━━━ Rows ━━━

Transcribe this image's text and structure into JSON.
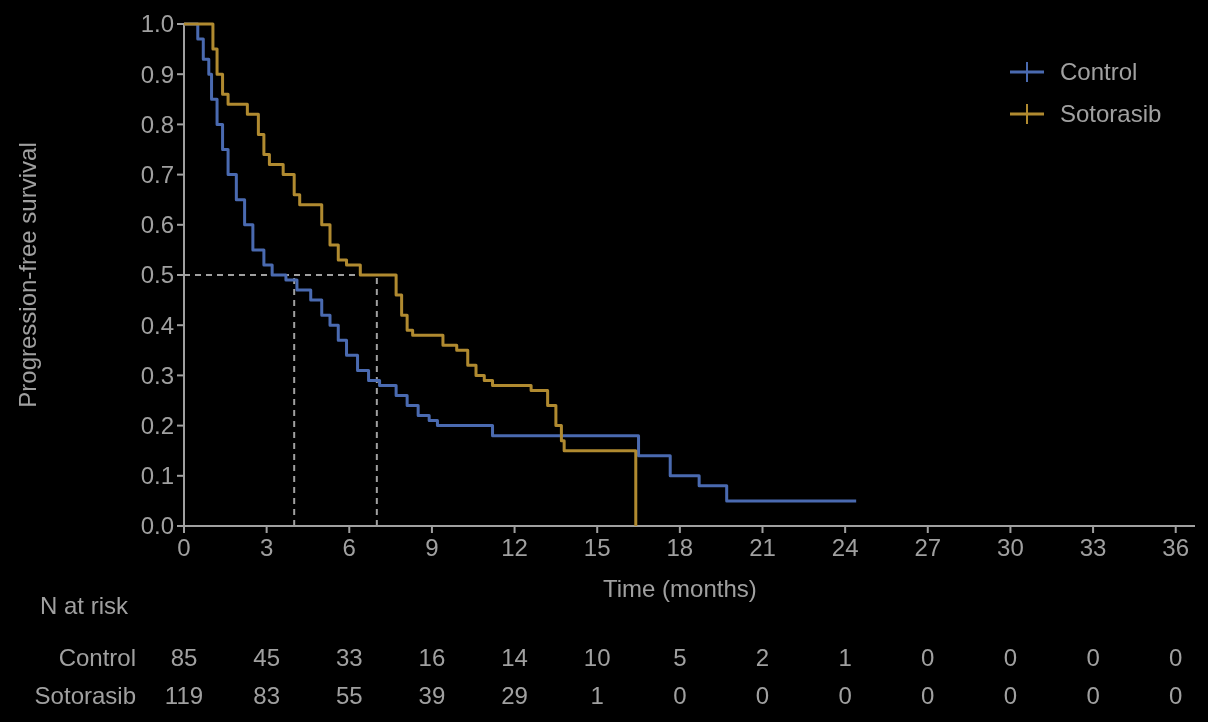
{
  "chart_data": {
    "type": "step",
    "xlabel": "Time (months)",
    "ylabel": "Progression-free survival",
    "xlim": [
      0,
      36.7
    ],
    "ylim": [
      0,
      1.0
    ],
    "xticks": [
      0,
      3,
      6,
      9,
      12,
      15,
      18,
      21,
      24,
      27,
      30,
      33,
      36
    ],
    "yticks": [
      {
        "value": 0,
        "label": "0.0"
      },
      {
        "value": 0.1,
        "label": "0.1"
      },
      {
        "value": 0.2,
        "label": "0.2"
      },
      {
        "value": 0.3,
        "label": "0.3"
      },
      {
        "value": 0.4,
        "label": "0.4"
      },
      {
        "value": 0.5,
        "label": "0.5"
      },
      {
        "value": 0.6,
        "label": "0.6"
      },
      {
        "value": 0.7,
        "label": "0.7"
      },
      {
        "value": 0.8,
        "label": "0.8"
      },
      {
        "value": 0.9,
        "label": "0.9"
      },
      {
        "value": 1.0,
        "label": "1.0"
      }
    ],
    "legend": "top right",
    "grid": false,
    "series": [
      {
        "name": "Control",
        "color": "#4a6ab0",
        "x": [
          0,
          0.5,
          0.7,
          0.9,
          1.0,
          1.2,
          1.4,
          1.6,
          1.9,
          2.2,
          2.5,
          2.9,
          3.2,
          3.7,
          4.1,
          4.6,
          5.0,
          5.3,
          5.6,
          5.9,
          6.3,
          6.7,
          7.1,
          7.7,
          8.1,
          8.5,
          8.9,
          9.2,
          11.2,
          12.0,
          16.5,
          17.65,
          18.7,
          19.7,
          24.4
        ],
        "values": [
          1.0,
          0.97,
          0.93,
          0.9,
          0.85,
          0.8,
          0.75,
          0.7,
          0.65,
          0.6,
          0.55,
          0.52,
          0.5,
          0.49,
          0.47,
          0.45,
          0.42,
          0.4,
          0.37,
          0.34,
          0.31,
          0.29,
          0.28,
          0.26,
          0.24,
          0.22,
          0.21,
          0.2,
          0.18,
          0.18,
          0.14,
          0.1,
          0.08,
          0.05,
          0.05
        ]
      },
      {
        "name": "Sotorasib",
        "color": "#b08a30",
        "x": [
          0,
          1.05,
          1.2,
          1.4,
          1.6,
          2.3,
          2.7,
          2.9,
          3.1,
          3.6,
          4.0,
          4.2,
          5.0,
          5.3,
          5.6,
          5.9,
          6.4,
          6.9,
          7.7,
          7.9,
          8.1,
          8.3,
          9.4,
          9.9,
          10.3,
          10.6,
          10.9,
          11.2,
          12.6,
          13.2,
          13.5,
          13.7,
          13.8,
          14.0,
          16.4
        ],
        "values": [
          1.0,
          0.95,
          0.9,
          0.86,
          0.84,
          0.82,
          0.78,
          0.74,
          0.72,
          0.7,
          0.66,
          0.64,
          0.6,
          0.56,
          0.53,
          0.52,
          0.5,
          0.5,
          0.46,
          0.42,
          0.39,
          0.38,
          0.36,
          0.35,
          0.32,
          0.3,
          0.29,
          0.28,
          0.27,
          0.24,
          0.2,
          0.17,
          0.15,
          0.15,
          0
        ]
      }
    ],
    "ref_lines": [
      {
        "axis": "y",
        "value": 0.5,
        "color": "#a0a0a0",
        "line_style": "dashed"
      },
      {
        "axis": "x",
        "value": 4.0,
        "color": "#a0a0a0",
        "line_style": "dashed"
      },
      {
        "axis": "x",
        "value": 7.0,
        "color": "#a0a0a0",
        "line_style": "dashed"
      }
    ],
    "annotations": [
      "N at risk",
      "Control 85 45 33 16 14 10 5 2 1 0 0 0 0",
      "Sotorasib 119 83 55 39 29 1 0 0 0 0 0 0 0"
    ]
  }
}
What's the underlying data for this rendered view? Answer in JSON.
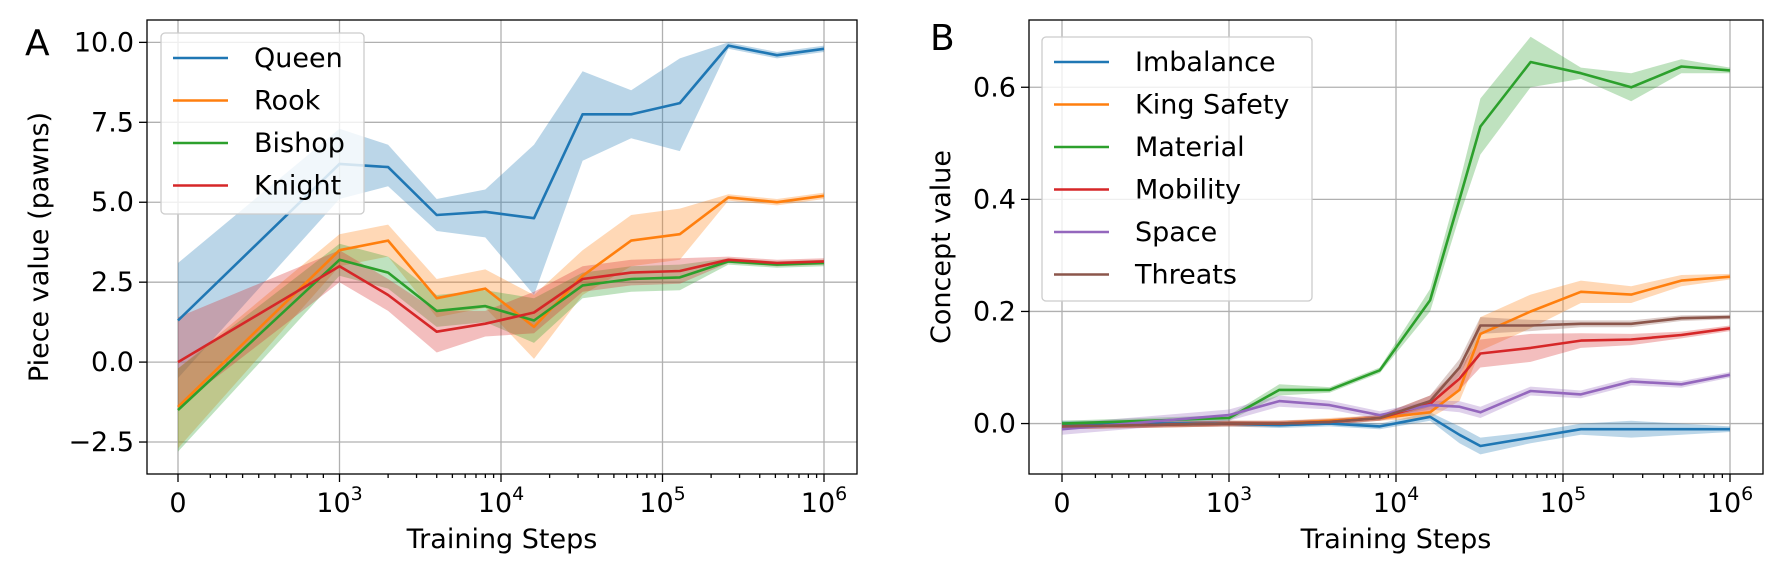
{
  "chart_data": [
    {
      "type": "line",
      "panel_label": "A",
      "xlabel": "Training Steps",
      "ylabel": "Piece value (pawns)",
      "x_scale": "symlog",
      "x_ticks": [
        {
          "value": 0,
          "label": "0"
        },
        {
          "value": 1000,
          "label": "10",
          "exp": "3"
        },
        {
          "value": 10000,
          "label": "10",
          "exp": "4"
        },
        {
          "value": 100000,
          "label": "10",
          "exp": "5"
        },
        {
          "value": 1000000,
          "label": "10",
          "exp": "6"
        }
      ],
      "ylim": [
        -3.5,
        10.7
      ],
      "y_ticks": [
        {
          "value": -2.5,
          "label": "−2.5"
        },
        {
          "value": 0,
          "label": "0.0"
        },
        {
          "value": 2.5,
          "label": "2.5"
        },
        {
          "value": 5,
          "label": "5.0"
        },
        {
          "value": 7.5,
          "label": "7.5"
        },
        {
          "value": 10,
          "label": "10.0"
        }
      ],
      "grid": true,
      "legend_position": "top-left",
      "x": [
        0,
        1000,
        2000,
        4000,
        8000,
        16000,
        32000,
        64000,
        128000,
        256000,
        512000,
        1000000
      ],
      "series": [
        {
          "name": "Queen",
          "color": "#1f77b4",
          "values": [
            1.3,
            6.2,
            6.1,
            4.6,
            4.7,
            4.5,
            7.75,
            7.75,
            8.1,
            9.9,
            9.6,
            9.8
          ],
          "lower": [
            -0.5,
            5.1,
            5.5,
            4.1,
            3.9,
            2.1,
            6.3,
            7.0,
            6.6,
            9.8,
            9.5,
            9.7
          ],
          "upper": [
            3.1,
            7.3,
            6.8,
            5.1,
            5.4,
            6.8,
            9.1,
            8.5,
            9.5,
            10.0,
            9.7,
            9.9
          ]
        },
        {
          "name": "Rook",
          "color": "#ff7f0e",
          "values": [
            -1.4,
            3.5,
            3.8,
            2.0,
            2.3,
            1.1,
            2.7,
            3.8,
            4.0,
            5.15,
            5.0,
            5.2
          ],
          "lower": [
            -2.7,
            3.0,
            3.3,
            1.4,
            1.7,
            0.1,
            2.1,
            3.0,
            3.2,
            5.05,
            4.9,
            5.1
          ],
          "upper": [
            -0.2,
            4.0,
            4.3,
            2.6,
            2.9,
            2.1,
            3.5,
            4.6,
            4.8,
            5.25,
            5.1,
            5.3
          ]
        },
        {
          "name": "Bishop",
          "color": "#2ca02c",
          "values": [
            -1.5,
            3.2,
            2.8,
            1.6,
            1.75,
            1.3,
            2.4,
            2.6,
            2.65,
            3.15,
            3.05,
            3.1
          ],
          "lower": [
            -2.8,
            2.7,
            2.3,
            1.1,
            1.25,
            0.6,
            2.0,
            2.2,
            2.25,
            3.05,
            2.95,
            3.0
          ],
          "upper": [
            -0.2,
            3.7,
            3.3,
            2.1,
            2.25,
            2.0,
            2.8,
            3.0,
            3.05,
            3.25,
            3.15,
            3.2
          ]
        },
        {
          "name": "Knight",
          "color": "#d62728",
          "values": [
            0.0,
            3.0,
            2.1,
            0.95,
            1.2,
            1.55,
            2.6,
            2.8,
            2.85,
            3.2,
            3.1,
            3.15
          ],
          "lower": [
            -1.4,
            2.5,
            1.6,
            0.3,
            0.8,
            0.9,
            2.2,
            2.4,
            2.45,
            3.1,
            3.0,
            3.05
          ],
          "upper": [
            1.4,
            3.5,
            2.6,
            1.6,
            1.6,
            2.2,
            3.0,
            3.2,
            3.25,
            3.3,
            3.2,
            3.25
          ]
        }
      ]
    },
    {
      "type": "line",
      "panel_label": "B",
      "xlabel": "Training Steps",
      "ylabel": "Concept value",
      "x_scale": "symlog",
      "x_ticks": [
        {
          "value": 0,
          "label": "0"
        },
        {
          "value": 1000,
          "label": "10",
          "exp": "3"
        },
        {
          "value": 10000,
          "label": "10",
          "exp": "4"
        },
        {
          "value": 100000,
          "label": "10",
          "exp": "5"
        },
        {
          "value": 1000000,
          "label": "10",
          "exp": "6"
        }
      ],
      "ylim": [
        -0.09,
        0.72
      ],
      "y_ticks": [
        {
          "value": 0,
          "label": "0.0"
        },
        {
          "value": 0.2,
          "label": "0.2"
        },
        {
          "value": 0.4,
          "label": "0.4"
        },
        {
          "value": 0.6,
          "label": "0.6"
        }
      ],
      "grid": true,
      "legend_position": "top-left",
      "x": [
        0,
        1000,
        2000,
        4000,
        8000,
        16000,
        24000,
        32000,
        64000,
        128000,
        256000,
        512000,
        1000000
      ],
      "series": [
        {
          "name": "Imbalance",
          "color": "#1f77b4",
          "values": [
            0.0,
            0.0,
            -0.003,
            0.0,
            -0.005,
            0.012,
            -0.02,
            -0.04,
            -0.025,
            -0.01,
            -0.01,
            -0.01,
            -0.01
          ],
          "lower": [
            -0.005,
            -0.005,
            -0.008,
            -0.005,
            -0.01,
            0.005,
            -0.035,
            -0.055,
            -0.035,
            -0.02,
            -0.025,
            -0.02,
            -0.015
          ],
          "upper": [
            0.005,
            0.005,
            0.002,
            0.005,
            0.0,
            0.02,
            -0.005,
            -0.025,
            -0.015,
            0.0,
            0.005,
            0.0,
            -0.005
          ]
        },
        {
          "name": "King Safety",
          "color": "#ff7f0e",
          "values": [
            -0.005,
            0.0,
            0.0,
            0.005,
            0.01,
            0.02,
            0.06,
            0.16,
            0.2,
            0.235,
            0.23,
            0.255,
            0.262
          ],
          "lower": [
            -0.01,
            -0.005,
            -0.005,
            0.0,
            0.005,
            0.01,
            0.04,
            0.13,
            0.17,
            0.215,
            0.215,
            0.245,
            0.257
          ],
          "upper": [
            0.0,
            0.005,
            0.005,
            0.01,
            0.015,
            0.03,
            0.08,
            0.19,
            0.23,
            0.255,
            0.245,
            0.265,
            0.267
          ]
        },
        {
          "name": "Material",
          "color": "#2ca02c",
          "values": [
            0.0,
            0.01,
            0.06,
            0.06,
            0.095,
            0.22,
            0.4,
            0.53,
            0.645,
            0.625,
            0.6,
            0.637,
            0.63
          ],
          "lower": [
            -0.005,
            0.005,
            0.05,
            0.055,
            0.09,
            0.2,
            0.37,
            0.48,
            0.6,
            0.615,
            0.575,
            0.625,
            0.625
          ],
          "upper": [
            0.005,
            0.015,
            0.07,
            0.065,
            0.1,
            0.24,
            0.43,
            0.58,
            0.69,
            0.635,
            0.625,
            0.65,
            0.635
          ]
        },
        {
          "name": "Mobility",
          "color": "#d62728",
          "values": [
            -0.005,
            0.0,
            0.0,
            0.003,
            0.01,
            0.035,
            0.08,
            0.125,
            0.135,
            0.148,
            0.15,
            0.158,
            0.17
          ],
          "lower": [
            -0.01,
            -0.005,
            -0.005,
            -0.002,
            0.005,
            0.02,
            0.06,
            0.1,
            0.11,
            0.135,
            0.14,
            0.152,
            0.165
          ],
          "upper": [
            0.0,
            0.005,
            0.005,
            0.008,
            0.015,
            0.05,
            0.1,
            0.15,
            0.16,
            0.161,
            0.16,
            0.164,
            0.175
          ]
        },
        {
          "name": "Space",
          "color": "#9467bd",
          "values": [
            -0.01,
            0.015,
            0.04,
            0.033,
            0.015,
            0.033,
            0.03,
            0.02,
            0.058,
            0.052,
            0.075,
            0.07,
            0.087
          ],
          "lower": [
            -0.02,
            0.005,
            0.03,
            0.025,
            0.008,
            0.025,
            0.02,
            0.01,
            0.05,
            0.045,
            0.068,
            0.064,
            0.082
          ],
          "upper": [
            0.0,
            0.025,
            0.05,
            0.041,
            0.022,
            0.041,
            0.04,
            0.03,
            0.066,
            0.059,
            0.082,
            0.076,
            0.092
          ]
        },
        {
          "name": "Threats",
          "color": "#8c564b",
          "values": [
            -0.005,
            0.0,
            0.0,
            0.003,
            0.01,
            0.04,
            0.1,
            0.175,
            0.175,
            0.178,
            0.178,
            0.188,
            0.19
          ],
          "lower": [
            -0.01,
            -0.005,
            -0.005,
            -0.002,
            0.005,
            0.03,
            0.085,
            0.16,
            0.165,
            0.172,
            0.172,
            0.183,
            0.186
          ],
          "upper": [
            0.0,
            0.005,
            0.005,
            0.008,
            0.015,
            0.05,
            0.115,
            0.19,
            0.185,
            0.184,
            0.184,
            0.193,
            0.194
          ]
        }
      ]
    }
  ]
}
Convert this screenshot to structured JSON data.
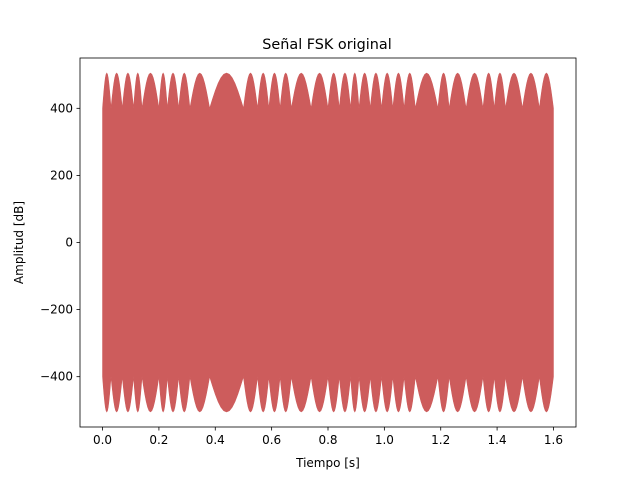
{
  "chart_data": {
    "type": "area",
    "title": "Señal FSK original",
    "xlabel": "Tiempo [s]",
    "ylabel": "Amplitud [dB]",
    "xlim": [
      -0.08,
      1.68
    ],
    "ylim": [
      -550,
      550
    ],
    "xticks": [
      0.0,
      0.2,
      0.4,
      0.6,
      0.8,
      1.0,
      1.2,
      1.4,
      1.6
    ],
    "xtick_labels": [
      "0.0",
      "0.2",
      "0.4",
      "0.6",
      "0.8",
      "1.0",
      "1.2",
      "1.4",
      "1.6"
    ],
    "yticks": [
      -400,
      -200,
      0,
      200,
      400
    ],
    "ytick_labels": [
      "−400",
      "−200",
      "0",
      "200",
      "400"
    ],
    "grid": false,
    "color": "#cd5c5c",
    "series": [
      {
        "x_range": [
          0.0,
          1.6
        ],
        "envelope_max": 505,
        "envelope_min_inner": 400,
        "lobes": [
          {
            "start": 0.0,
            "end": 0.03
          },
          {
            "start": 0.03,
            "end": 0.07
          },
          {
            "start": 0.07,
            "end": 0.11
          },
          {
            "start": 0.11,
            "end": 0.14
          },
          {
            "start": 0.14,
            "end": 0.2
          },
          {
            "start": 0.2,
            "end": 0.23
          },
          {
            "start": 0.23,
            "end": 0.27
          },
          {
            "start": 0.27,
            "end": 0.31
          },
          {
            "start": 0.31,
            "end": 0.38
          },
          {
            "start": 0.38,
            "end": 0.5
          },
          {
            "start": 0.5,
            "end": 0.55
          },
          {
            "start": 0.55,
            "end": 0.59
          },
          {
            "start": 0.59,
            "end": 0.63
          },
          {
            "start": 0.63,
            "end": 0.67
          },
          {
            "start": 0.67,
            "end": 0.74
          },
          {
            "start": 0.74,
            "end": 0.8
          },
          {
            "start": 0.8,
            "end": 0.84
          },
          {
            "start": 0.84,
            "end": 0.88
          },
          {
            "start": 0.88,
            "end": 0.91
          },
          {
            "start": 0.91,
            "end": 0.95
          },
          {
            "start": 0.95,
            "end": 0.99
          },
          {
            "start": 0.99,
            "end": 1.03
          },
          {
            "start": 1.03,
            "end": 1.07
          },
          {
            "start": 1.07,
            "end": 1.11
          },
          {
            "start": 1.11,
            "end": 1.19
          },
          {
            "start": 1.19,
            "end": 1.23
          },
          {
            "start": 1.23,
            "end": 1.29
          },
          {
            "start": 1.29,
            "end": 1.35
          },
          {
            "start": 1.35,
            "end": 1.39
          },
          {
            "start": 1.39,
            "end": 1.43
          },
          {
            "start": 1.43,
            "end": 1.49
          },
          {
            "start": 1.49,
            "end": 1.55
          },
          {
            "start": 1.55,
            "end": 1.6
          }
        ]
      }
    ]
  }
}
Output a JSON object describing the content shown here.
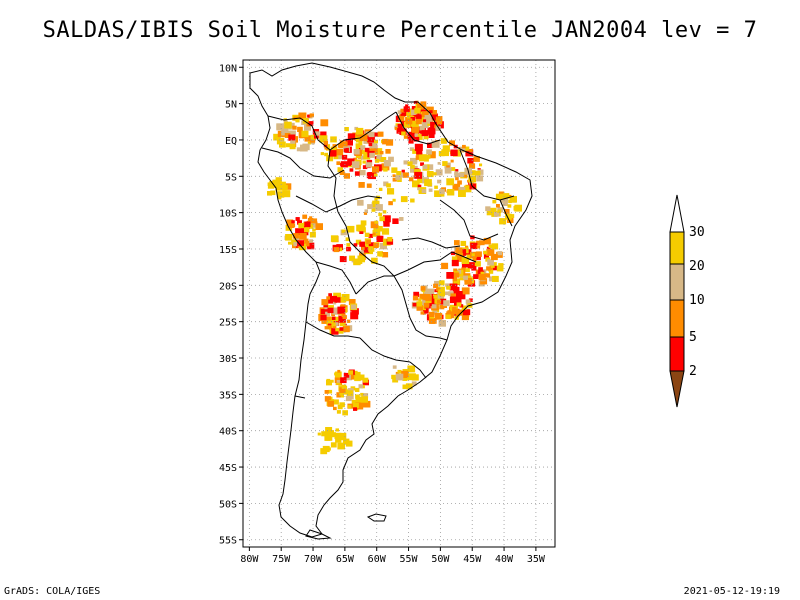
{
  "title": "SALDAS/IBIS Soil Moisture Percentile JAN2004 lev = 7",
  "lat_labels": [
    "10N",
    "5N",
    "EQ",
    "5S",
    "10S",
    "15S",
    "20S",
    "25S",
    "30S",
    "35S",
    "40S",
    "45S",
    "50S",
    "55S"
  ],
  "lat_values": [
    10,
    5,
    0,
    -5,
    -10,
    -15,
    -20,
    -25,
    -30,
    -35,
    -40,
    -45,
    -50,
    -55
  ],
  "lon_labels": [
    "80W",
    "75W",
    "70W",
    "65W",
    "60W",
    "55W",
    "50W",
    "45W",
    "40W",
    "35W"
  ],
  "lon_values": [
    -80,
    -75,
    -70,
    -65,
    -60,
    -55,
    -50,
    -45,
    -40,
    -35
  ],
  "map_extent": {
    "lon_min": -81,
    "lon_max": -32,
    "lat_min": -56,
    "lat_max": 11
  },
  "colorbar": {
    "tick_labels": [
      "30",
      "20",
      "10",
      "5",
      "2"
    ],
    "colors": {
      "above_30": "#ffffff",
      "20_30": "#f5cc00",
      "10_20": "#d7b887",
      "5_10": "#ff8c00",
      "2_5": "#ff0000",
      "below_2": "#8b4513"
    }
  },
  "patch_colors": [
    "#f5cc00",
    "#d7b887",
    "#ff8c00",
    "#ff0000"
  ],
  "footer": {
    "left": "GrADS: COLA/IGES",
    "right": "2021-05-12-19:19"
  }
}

━━━

Given task. Go through the records and show every line with the string "this" in it.

Correct output.
Transcribe this image's text and structure into JSON.
What's the underlying data for this rendered view? Answer in JSON.
Convert this screenshot to structured JSON data.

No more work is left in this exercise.